* Stored rows:
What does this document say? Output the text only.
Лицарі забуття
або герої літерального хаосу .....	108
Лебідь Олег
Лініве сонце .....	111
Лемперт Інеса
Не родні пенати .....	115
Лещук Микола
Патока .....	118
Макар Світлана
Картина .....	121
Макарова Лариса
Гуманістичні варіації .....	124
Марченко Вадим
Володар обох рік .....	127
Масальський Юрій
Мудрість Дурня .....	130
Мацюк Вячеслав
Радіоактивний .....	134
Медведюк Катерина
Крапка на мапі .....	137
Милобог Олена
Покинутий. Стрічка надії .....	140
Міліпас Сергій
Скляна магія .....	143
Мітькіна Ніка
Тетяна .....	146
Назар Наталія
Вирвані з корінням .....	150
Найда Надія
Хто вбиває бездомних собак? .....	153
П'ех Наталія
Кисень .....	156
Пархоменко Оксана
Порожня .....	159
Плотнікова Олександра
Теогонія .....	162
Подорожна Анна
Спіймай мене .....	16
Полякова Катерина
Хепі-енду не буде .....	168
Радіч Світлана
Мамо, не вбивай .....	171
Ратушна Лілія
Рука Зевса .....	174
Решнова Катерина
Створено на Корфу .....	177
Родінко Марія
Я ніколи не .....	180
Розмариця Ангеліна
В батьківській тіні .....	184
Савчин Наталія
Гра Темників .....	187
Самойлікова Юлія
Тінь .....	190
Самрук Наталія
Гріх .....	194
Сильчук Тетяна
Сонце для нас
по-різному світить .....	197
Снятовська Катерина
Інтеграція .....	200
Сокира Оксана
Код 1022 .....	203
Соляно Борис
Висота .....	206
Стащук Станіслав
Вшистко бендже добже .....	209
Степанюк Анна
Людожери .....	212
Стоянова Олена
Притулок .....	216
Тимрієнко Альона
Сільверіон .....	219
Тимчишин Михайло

* What you need to do: Extract all lines as given.

* The answer:
What does this document say? Output the text only.
Лицарі забуття
або герої літерального хаосу .....	108
Лебідь Олег
Лініве сонце .....	111
Лемперт Інеса
Не родні пенати .....	115
Лещук Микола
Патока .....	118
Макар Світлана
Картина .....	121
Макарова Лариса
Гуманістичні варіації .....	124
Марченко Вадим
Володар обох рік .....	127
Масальський Юрій
Мудрість Дурня .....	130
Мацюк Вячеслав
Радіоактивний .....	134
Медведюк Катерина
Крапка на мапі .....	137
Милобог Олена
Покинутий. Стрічка надії .....	140
Міліпас Сергій
Скляна магія .....	143
Мітькіна Ніка
Тетяна .....	146
Назар Наталія
Вирвані з корінням .....	150
Найда Надія
Хто вбиває бездомних собак? .....	153
П'ех Наталія
Кисень .....	156
Пархоменко Оксана
Порожня .....	159
Плотнікова Олександра
Теогонія .....	162
Подорожна Анна
Спіймай мене .....	16
Полякова Катерина
Хепі-енду не буде .....	168
Радіч Світлана
Мамо, не вбивай .....	171
Ратушна Лілія
Рука Зевса .....	174
Решнова Катерина
Створено на Корфу .....	177
Родінко Марія
Я ніколи не .....	180
Розмариця Ангеліна
В батьківській тіні .....	184
Савчин Наталія
Гра Темників .....	187
Самойлікова Юлія
Тінь .....	190
Самрук Наталія
Гріх .....	194
Сильчук Тетяна
Сонце для нас
по-різному світить .....	197
Снятовська Катерина
Інтеграція .....	200
Сокира Оксана
Код 1022 .....	203
Соляно Борис
Висота .....	206
Стащук Станіслав
Вшистко бендже добже .....	209
Степанюк Анна
Людожери .....	212
Стоянова Олена
Притулок .....	216
Тимрієнко Альона
Сільверіон .....	219
Тимчишин Михайло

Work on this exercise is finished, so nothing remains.